— start of DATASET CONTENT —
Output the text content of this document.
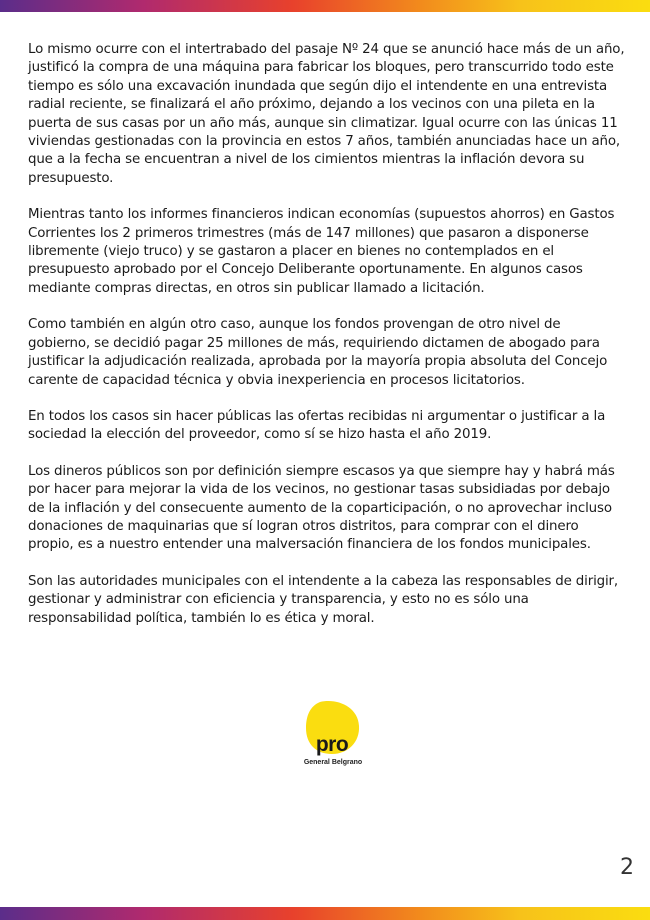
Lo mismo ocurre con el intertrabado del pasaje Nº 24 que se anunció hace más de un año, justificó la compra de una máquina para fabricar los bloques, pero transcurrido todo este tiempo es sólo una excavación inundada que según dijo el intendente en una entrevista radial reciente, se finalizará el año próximo, dejando a los vecinos con una pileta en la puerta de sus casas por un año más, aunque sin climatizar. Igual ocurre con las únicas 11 viviendas gestionadas con la provincia en estos 7 años, también anunciadas hace un año, que a la fecha se encuentran a nivel de los cimientos mientras la inflación devora su presupuesto.

Mientras tanto los informes financieros indican economías (supuestos ahorros) en Gastos Corrientes los 2 primeros trimestres (más de 147 millones) que pasaron a disponerse libremente (viejo truco) y se gastaron a placer en bienes no contemplados en el presupuesto aprobado por el Concejo Deliberante oportunamente. En algunos casos mediante compras directas, en otros sin publicar llamado a licitación.

Como también en algún otro caso, aunque los fondos provengan de otro nivel de gobierno, se decidió pagar 25 millones de más, requiriendo dictamen de abogado para justificar la adjudicación realizada, aprobada por la mayoría propia absoluta del Concejo carente de capacidad técnica y obvia inexperiencia en procesos licitatorios.

En todos los casos sin hacer públicas las ofertas recibidas ni argumentar o justificar a la sociedad la elección del proveedor, como sí se hizo hasta el año 2019.

Los dineros públicos son por definición siempre escasos ya que siempre hay y habrá más por hacer para mejorar la vida de los vecinos, no gestionar tasas subsidiadas por debajo de la inflación y del consecuente aumento de la coparticipación, o no aprovechar incluso donaciones de maquinarias que sí logran otros distritos, para comprar con el dinero propio, es a nuestro entender una malversación financiera de los fondos municipales.

Son las autoridades municipales con el intendente a la cabeza las responsables de dirigir, gestionar y administrar con eficiencia y transparencia, y esto no es sólo una responsabilidad política, también lo es ética y moral.

pro
General Belgrano
2
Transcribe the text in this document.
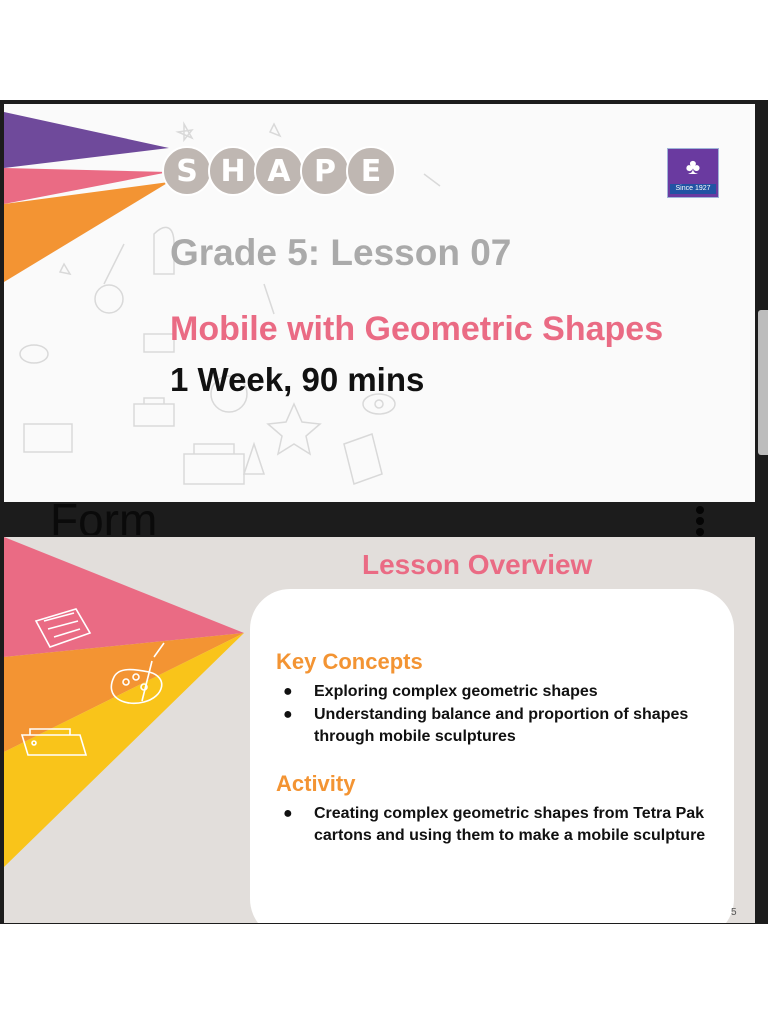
S H A P E	♣
Since 1927
Grade 5: Lesson 07
Mobile with Geometric Shapes
1 Week, 90 mins
Form
Lesson Overview
Key Concepts
● Exploring complex geometric shapes
● Understanding balance and proportion of shapes through mobile sculptures
Activity
● Creating complex geometric shapes from Tetra Pak cartons and using them to make a mobile sculpture
5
— end of DATASET CONTENT —
_WHAT THIS TASK INVOLVES_. Retype word for word the span of lines above that begins with the line containing "Transcribe the text in this document." and ends with the last line of the records; skip all pictures.

_ANSWER TO THE PROBLEM_.
Transcribe the text in this document.
S H A P E	♣
Since 1927
Grade 5: Lesson 07
Mobile with Geometric Shapes
1 Week, 90 mins
Form
Lesson Overview
Key Concepts
● Exploring complex geometric shapes
● Understanding balance and proportion of shapes through mobile sculptures
Activity
● Creating complex geometric shapes from Tetra Pak cartons and using them to make a mobile sculpture
5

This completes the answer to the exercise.